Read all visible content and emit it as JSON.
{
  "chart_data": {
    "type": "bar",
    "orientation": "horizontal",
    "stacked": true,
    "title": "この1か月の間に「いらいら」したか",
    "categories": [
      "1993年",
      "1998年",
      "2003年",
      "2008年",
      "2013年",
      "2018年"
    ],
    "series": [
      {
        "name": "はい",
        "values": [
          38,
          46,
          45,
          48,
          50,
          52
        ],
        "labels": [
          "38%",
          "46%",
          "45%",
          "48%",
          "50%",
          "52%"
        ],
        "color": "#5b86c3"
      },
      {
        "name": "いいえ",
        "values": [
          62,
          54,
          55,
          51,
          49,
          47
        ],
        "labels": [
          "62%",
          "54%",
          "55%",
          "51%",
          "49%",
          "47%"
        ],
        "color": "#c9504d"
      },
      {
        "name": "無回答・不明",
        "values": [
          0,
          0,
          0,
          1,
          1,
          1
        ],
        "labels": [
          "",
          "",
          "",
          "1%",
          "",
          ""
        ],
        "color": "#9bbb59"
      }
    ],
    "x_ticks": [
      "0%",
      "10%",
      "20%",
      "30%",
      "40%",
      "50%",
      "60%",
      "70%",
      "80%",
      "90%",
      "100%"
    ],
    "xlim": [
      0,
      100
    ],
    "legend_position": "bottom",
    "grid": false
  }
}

──────

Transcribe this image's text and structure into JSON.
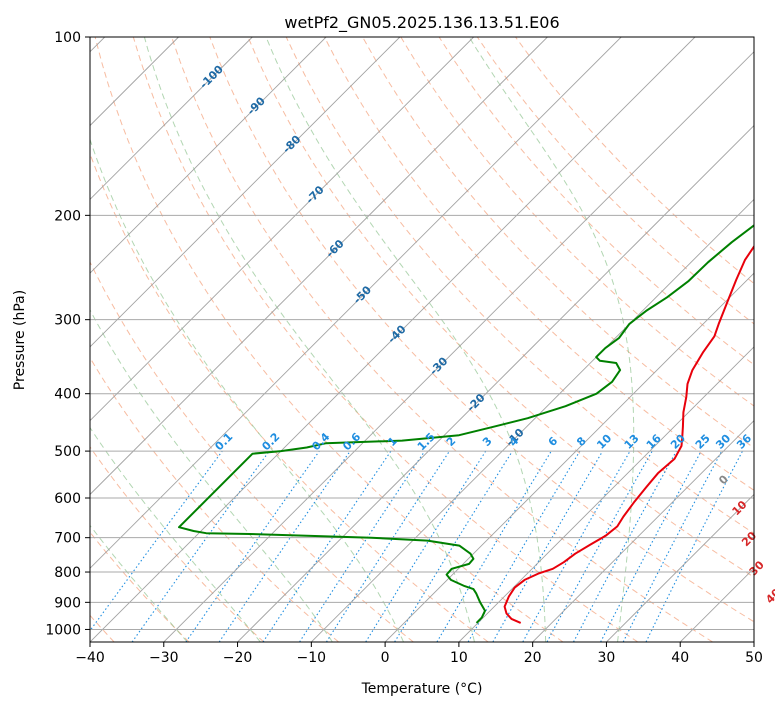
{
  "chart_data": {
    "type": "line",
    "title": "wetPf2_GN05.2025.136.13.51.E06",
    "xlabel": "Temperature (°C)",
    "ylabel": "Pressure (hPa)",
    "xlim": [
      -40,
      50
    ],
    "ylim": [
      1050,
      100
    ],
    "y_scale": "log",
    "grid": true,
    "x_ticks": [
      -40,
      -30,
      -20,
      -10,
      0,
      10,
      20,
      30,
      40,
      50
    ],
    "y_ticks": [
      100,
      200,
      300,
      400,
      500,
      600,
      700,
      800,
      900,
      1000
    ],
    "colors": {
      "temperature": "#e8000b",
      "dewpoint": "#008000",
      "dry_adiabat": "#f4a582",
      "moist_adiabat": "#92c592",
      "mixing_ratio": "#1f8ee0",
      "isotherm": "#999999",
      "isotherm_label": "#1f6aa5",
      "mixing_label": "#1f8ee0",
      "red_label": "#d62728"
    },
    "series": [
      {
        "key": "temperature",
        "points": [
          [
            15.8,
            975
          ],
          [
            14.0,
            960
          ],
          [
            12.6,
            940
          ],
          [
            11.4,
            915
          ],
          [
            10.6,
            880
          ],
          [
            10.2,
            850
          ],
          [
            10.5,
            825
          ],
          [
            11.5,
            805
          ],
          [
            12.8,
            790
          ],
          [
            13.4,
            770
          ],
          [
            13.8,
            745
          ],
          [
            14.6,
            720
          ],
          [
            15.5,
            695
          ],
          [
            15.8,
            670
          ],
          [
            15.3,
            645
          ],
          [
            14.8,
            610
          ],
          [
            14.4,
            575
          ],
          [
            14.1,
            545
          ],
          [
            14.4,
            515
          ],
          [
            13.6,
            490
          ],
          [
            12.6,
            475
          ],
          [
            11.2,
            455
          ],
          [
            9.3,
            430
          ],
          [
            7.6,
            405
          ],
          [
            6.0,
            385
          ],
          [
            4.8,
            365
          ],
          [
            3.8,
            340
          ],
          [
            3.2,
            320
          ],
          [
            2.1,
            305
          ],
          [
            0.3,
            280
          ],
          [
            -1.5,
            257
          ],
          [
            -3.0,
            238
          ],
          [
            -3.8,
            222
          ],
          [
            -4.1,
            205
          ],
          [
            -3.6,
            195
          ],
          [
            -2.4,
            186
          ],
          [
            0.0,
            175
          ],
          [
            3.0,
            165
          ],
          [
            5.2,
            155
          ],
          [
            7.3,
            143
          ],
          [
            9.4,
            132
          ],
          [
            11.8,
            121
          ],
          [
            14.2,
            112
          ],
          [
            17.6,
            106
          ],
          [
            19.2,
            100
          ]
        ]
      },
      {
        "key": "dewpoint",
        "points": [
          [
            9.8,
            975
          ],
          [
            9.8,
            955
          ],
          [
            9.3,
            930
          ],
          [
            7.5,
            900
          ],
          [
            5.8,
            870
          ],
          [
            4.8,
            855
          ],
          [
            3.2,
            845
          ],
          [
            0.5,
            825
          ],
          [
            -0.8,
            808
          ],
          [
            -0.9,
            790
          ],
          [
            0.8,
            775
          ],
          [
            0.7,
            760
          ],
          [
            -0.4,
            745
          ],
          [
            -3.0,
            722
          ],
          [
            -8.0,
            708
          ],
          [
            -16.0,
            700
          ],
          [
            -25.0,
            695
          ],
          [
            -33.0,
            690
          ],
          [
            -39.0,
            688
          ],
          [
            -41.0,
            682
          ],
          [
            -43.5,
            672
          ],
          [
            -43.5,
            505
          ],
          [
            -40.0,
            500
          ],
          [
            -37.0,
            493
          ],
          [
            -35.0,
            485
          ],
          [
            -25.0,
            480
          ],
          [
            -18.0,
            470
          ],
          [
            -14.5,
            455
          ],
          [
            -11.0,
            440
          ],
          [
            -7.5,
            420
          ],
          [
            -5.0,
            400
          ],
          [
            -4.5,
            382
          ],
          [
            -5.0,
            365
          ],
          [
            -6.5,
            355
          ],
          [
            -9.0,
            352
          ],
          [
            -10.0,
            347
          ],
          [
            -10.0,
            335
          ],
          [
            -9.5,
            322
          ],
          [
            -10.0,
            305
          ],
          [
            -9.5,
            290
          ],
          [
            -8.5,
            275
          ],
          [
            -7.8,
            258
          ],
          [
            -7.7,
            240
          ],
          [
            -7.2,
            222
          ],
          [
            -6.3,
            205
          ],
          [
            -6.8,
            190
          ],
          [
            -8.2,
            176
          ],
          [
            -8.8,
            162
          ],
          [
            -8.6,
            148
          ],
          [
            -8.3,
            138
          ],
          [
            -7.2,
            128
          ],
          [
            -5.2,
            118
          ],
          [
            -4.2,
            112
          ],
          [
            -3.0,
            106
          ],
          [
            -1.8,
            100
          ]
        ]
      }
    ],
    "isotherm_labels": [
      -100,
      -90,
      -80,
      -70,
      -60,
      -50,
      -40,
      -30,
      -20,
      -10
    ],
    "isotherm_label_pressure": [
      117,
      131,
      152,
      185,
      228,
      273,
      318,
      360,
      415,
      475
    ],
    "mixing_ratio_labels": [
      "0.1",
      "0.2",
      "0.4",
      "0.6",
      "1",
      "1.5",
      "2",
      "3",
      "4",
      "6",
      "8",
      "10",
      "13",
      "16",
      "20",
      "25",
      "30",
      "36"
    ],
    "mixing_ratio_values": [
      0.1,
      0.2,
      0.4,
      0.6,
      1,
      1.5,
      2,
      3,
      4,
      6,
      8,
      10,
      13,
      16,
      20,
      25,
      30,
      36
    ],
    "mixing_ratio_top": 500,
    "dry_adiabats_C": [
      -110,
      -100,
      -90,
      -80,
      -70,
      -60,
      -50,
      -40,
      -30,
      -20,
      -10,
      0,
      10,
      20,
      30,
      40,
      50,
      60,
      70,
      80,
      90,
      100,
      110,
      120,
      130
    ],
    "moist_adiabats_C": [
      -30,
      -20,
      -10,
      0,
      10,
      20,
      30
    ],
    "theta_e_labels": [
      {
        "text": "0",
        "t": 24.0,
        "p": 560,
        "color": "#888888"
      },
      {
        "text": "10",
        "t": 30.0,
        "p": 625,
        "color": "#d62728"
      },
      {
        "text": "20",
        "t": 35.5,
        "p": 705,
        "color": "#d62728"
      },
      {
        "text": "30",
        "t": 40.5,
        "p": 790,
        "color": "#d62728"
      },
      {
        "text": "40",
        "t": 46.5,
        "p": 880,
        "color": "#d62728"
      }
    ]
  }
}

──────

**Aim**
Each line above that includes "text" should be shown.

**Full solution**
Transcribe this image's text and structure into JSON.
        "text": "0",
        "text": "10",
        "text": "20",
        "text": "30",
        "text": "40",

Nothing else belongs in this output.